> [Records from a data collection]
'''
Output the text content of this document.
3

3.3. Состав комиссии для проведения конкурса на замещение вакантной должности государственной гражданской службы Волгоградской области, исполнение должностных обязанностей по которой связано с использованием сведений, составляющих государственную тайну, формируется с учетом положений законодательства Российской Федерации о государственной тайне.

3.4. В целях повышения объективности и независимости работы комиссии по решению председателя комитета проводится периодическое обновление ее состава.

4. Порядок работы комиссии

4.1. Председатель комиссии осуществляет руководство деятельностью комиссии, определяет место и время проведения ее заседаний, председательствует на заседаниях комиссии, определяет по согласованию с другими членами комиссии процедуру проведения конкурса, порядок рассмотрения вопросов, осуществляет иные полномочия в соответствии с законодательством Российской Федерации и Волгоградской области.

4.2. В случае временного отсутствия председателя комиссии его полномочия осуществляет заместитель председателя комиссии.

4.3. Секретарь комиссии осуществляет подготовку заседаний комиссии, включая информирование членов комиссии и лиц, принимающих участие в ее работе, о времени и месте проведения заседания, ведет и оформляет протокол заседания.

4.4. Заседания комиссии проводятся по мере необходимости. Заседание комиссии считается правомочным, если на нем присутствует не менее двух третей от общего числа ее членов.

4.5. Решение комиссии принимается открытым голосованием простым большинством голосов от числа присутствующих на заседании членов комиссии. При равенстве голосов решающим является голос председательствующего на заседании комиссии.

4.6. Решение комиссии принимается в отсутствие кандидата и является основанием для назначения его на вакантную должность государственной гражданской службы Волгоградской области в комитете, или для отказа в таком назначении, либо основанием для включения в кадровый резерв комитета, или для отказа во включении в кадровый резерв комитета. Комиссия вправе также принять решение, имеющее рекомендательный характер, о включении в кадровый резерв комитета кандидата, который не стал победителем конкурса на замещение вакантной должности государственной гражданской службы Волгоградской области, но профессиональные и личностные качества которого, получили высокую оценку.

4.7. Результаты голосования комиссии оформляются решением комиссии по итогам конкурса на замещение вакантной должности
'''
> [WORK INSTRUCTIONS] Of the lines in the material, how many include "осуществляет"? Respond with the number alone.

> [CORRECT OUTPUT] 3